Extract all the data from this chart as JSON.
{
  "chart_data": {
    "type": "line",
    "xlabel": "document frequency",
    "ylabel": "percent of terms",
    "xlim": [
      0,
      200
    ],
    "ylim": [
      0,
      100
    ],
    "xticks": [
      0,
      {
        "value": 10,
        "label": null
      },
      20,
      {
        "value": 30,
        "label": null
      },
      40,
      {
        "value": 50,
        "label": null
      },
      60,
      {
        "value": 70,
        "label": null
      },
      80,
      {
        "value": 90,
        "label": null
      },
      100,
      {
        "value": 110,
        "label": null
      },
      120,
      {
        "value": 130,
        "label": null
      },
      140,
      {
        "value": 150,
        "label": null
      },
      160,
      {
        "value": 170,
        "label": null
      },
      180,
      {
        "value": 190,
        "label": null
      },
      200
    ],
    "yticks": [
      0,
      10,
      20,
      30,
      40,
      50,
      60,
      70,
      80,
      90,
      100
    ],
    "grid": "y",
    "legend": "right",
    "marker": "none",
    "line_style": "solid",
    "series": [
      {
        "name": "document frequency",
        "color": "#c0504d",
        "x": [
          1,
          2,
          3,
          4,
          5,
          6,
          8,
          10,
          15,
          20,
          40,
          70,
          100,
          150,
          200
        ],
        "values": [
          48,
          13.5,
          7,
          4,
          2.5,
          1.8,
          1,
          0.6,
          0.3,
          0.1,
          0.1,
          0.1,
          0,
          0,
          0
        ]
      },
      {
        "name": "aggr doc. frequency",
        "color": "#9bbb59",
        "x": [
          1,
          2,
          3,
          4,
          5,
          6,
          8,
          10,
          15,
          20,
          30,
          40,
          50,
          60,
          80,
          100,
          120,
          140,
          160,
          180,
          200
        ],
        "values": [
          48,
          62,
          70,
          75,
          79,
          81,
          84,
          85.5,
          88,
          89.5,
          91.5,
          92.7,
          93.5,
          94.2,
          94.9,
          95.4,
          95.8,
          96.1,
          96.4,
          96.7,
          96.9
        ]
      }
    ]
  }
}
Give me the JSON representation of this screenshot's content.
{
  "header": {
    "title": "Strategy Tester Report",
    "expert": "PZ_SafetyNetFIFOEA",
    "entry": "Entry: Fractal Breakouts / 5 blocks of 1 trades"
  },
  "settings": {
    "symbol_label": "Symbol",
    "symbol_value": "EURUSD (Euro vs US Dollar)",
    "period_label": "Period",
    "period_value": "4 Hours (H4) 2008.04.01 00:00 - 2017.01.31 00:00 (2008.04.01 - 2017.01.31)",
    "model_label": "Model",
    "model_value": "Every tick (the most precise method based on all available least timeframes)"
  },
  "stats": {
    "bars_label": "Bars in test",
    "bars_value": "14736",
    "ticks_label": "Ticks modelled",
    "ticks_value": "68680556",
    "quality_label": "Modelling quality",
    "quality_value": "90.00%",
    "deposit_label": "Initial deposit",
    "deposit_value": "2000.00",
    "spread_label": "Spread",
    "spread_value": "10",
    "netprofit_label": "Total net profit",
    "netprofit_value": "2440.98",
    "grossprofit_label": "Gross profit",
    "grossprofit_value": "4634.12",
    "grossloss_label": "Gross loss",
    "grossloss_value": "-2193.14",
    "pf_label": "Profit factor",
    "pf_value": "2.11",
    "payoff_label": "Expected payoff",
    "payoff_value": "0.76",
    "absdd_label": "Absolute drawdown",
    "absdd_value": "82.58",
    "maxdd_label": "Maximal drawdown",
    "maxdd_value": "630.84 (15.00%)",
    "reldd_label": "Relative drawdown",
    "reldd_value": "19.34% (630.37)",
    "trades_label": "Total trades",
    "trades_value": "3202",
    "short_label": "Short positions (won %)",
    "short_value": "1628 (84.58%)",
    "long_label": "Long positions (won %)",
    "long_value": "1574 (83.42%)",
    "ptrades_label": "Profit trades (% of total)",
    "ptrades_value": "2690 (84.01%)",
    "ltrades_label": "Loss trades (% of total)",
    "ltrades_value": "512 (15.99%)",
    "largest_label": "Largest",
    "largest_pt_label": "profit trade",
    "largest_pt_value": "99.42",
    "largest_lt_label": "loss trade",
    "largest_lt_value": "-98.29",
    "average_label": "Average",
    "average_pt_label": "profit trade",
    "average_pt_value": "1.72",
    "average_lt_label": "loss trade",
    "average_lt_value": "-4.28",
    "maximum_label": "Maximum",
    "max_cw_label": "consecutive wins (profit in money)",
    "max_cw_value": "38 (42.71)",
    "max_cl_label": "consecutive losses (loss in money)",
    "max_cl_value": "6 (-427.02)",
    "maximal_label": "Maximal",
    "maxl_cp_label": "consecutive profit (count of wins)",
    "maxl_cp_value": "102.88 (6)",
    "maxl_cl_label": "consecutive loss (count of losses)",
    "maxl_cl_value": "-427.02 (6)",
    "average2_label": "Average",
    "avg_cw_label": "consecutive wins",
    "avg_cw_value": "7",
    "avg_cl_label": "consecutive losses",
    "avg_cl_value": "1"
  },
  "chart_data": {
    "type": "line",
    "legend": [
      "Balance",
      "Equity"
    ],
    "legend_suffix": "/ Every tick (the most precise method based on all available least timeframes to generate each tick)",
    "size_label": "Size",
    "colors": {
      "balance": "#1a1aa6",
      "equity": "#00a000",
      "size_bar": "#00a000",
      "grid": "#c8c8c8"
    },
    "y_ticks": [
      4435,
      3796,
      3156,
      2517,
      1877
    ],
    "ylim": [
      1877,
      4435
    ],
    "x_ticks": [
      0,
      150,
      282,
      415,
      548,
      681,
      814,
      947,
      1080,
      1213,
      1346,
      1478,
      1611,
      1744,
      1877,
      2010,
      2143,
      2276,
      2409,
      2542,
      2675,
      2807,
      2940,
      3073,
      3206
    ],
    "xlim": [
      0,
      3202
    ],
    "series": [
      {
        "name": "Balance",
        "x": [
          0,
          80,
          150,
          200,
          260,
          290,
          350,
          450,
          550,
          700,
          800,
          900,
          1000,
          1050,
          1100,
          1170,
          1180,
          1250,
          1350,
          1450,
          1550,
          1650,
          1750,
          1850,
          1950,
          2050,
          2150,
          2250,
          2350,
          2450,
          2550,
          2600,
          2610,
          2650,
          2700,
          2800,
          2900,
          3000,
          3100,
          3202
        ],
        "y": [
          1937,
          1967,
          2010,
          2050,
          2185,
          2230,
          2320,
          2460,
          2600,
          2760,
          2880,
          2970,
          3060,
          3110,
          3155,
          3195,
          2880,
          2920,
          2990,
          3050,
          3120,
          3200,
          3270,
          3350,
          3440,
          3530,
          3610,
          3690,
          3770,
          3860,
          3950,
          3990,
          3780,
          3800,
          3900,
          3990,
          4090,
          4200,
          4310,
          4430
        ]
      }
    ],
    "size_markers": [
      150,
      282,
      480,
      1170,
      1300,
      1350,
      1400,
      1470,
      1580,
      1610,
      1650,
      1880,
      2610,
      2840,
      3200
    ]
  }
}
- - - -
* _PROMPT_: Your task is to print the whole listing again exactly.

* _WRITTEN ANSWER_:
Extract all the data from this chart as JSON.
{
  "chart_data": {
    "type": "line",
    "xlabel": "document frequency",
    "ylabel": "percent of terms",
    "xlim": [
      0,
      200
    ],
    "ylim": [
      0,
      100
    ],
    "xticks": [
      0,
      {
        "value": 10,
        "label": null
      },
      20,
      {
        "value": 30,
        "label": null
      },
      40,
      {
        "value": 50,
        "label": null
      },
      60,
      {
        "value": 70,
        "label": null
      },
      80,
      {
        "value": 90,
        "label": null
      },
      100,
      {
        "value": 110,
        "label": null
      },
      120,
      {
        "value": 130,
        "label": null
      },
      140,
      {
        "value": 150,
        "label": null
      },
      160,
      {
        "value": 170,
        "label": null
      },
      180,
      {
        "value": 190,
        "label": null
      },
      200
    ],
    "yticks": [
      0,
      10,
      20,
      30,
      40,
      50,
      60,
      70,
      80,
      90,
      100
    ],
    "grid": "y",
    "legend": "right",
    "marker": "none",
    "line_style": "solid",
    "series": [
      {
        "name": "document frequency",
        "color": "#c0504d",
        "x": [
          1,
          2,
          3,
          4,
          5,
          6,
          8,
          10,
          15,
          20,
          40,
          70,
          100,
          150,
          200
        ],
        "values": [
          48,
          13.5,
          7,
          4,
          2.5,
          1.8,
          1,
          0.6,
          0.3,
          0.1,
          0.1,
          0.1,
          0,
          0,
          0
        ]
      },
      {
        "name": "aggr doc. frequency",
        "color": "#9bbb59",
        "x": [
          1,
          2,
          3,
          4,
          5,
          6,
          8,
          10,
          15,
          20,
          30,
          40,
          50,
          60,
          80,
          100,
          120,
          140,
          160,
          180,
          200
        ],
        "values": [
          48,
          62,
          70,
          75,
          79,
          81,
          84,
          85.5,
          88,
          89.5,
          91.5,
          92.7,
          93.5,
          94.2,
          94.9,
          95.4,
          95.8,
          96.1,
          96.4,
          96.7,
          96.9
        ]
      }
    ]
  }
}
Give me the JSON representation of this screenshot's content.
{
  "header": {
    "title": "Strategy Tester Report",
    "expert": "PZ_SafetyNetFIFOEA",
    "entry": "Entry: Fractal Breakouts / 5 blocks of 1 trades"
  },
  "settings": {
    "symbol_label": "Symbol",
    "symbol_value": "EURUSD (Euro vs US Dollar)",
    "period_label": "Period",
    "period_value": "4 Hours (H4) 2008.04.01 00:00 - 2017.01.31 00:00 (2008.04.01 - 2017.01.31)",
    "model_label": "Model",
    "model_value": "Every tick (the most precise method based on all available least timeframes)"
  },
  "stats": {
    "bars_label": "Bars in test",
    "bars_value": "14736",
    "ticks_label": "Ticks modelled",
    "ticks_value": "68680556",
    "quality_label": "Modelling quality",
    "quality_value": "90.00%",
    "deposit_label": "Initial deposit",
    "deposit_value": "2000.00",
    "spread_label": "Spread",
    "spread_value": "10",
    "netprofit_label": "Total net profit",
    "netprofit_value": "2440.98",
    "grossprofit_label": "Gross profit",
    "grossprofit_value": "4634.12",
    "grossloss_label": "Gross loss",
    "grossloss_value": "-2193.14",
    "pf_label": "Profit factor",
    "pf_value": "2.11",
    "payoff_label": "Expected payoff",
    "payoff_value": "0.76",
    "absdd_label": "Absolute drawdown",
    "absdd_value": "82.58",
    "maxdd_label": "Maximal drawdown",
    "maxdd_value": "630.84 (15.00%)",
    "reldd_label": "Relative drawdown",
    "reldd_value": "19.34% (630.37)",
    "trades_label": "Total trades",
    "trades_value": "3202",
    "short_label": "Short positions (won %)",
    "short_value": "1628 (84.58%)",
    "long_label": "Long positions (won %)",
    "long_value": "1574 (83.42%)",
    "ptrades_label": "Profit trades (% of total)",
    "ptrades_value": "2690 (84.01%)",
    "ltrades_label": "Loss trades (% of total)",
    "ltrades_value": "512 (15.99%)",
    "largest_label": "Largest",
    "largest_pt_label": "profit trade",
    "largest_pt_value": "99.42",
    "largest_lt_label": "loss trade",
    "largest_lt_value": "-98.29",
    "average_label": "Average",
    "average_pt_label": "profit trade",
    "average_pt_value": "1.72",
    "average_lt_label": "loss trade",
    "average_lt_value": "-4.28",
    "maximum_label": "Maximum",
    "max_cw_label": "consecutive wins (profit in money)",
    "max_cw_value": "38 (42.71)",
    "max_cl_label": "consecutive losses (loss in money)",
    "max_cl_value": "6 (-427.02)",
    "maximal_label": "Maximal",
    "maxl_cp_label": "consecutive profit (count of wins)",
    "maxl_cp_value": "102.88 (6)",
    "maxl_cl_label": "consecutive loss (count of losses)",
    "maxl_cl_value": "-427.02 (6)",
    "average2_label": "Average",
    "avg_cw_label": "consecutive wins",
    "avg_cw_value": "7",
    "avg_cl_label": "consecutive losses",
    "avg_cl_value": "1"
  },
  "chart_data": {
    "type": "line",
    "legend": [
      "Balance",
      "Equity"
    ],
    "legend_suffix": "/ Every tick (the most precise method based on all available least timeframes to generate each tick)",
    "size_label": "Size",
    "colors": {
      "balance": "#1a1aa6",
      "equity": "#00a000",
      "size_bar": "#00a000",
      "grid": "#c8c8c8"
    },
    "y_ticks": [
      4435,
      3796,
      3156,
      2517,
      1877
    ],
    "ylim": [
      1877,
      4435
    ],
    "x_ticks": [
      0,
      150,
      282,
      415,
      548,
      681,
      814,
      947,
      1080,
      1213,
      1346,
      1478,
      1611,
      1744,
      1877,
      2010,
      2143,
      2276,
      2409,
      2542,
      2675,
      2807,
      2940,
      3073,
      3206
    ],
    "xlim": [
      0,
      3202
    ],
    "series": [
      {
        "name": "Balance",
        "x": [
          0,
          80,
          150,
          200,
          260,
          290,
          350,
          450,
          550,
          700,
          800,
          900,
          1000,
          1050,
          1100,
          1170,
          1180,
          1250,
          1350,
          1450,
          1550,
          1650,
          1750,
          1850,
          1950,
          2050,
          2150,
          2250,
          2350,
          2450,
          2550,
          2600,
          2610,
          2650,
          2700,
          2800,
          2900,
          3000,
          3100,
          3202
        ],
        "y": [
          1937,
          1967,
          2010,
          2050,
          2185,
          2230,
          2320,
          2460,
          2600,
          2760,
          2880,
          2970,
          3060,
          3110,
          3155,
          3195,
          2880,
          2920,
          2990,
          3050,
          3120,
          3200,
          3270,
          3350,
          3440,
          3530,
          3610,
          3690,
          3770,
          3860,
          3950,
          3990,
          3780,
          3800,
          3900,
          3990,
          4090,
          4200,
          4310,
          4430
        ]
      }
    ],
    "size_markers": [
      150,
      282,
      480,
      1170,
      1300,
      1350,
      1400,
      1470,
      1580,
      1610,
      1650,
      1880,
      2610,
      2840,
      3200
    ]
  }
}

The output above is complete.